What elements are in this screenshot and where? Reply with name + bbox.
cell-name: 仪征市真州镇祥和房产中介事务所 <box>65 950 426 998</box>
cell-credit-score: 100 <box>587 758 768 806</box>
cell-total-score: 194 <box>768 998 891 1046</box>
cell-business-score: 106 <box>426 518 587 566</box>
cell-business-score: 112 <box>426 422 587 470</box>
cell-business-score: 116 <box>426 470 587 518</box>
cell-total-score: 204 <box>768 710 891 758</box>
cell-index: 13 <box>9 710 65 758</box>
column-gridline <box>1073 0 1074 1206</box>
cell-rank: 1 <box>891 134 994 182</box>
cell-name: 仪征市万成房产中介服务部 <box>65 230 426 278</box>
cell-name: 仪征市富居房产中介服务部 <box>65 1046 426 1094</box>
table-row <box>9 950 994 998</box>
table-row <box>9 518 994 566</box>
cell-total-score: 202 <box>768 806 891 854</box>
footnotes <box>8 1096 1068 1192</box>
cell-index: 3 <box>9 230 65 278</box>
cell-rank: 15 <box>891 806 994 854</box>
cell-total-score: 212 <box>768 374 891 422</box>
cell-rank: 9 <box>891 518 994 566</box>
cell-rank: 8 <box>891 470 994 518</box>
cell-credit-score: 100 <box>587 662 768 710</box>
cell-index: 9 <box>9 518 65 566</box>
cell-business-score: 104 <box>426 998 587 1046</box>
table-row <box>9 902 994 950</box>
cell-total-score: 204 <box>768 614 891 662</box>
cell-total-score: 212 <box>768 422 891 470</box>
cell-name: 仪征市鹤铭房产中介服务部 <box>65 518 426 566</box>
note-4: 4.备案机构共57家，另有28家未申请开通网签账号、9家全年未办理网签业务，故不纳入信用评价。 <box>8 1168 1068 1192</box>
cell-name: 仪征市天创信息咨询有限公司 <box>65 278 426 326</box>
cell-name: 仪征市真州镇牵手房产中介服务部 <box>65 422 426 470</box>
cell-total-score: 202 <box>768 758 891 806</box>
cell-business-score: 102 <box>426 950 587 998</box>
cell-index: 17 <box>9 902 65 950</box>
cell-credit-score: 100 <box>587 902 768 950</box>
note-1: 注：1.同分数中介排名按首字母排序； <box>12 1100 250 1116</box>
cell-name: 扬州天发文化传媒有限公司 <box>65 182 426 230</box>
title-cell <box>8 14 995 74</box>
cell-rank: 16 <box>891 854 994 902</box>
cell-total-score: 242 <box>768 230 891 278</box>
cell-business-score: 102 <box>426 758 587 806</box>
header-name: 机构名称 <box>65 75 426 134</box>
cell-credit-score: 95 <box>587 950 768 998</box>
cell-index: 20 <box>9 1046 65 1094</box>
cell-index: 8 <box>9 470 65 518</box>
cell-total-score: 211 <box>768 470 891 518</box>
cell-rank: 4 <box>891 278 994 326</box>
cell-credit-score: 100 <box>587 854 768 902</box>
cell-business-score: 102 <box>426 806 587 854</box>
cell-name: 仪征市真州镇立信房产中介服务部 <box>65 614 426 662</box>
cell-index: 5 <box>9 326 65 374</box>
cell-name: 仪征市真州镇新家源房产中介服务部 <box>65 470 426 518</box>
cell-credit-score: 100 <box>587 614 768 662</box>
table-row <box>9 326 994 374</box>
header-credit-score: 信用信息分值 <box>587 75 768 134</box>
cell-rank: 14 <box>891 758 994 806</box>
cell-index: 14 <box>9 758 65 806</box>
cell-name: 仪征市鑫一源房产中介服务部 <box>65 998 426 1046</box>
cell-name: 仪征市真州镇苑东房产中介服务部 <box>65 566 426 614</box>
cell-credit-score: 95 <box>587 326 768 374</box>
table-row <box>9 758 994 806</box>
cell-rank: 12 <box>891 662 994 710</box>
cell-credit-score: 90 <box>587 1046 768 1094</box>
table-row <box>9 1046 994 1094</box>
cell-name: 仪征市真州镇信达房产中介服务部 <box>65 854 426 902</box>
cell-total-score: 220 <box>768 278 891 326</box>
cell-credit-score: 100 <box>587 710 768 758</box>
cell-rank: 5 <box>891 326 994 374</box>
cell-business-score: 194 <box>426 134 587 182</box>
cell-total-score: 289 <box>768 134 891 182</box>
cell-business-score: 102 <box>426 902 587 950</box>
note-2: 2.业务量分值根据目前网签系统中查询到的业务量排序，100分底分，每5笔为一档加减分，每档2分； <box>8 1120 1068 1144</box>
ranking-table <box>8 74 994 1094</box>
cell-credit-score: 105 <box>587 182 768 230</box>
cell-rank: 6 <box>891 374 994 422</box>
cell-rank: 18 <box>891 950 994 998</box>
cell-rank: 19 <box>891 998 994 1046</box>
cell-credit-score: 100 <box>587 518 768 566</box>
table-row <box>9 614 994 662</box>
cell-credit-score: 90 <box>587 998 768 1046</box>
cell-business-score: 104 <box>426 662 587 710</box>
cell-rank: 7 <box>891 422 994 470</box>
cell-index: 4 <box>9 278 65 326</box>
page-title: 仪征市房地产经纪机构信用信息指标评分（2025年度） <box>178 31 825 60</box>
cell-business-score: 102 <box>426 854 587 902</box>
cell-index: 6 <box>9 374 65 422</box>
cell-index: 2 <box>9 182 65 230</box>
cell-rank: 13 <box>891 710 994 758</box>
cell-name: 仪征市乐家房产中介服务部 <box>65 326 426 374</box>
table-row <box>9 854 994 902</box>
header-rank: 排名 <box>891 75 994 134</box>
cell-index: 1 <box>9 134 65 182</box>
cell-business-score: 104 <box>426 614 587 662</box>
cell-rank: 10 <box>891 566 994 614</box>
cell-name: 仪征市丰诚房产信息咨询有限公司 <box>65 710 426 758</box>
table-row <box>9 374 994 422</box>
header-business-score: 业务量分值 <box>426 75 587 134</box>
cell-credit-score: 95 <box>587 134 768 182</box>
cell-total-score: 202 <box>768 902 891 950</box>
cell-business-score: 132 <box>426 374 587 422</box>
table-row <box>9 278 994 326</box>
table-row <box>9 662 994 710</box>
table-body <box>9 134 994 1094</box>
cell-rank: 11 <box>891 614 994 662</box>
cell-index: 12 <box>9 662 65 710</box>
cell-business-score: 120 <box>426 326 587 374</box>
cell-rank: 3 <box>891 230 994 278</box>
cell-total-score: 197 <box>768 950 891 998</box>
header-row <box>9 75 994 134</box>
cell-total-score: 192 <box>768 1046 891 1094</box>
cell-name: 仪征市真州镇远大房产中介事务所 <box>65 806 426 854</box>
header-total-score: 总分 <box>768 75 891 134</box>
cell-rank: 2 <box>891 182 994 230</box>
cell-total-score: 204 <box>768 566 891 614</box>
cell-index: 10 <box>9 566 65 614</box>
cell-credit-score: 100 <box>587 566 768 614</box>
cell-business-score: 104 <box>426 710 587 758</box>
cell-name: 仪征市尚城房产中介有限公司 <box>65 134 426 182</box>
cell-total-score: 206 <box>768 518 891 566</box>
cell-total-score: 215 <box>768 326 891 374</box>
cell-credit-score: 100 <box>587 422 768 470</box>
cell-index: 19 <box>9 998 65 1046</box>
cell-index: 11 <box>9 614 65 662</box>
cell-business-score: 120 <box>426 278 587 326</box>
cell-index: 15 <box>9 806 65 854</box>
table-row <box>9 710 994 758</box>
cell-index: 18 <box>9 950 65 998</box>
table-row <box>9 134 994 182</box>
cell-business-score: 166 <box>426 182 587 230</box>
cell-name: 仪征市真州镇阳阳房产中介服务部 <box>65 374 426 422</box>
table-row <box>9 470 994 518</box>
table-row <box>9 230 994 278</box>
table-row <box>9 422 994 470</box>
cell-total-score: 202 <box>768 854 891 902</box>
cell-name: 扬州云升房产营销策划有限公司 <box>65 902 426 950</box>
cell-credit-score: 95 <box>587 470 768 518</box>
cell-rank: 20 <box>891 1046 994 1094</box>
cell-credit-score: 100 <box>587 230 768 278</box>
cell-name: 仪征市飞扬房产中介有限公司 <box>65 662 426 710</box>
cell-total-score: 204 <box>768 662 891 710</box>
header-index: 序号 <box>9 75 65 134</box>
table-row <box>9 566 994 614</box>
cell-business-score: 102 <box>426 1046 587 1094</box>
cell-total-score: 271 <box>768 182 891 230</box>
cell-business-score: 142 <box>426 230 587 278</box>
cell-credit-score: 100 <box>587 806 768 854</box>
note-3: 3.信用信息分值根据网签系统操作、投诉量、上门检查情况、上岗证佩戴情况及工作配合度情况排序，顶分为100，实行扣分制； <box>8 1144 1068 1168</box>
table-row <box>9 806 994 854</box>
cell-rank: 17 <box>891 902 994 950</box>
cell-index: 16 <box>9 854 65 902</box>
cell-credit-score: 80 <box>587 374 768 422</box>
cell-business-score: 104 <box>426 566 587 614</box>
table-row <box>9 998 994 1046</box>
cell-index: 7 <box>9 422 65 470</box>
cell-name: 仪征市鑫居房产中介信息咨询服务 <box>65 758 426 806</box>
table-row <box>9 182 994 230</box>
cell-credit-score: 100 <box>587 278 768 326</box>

What to do.
Can you give the data again from its first line through the line holding "cell-total-score: 204 <box>768 710", inclusive, with "cell-business-score" swapped for "cell-trade-score" and everything else unchanged?

Output below.
What elements are in this screenshot and where? Reply with name + bbox.
cell-name: 仪征市真州镇祥和房产中介事务所 <box>65 950 426 998</box>
cell-credit-score: 100 <box>587 758 768 806</box>
cell-total-score: 194 <box>768 998 891 1046</box>
cell-trade-score: 106 <box>426 518 587 566</box>
cell-trade-score: 112 <box>426 422 587 470</box>
cell-trade-score: 116 <box>426 470 587 518</box>
cell-total-score: 204 <box>768 710 891 758</box>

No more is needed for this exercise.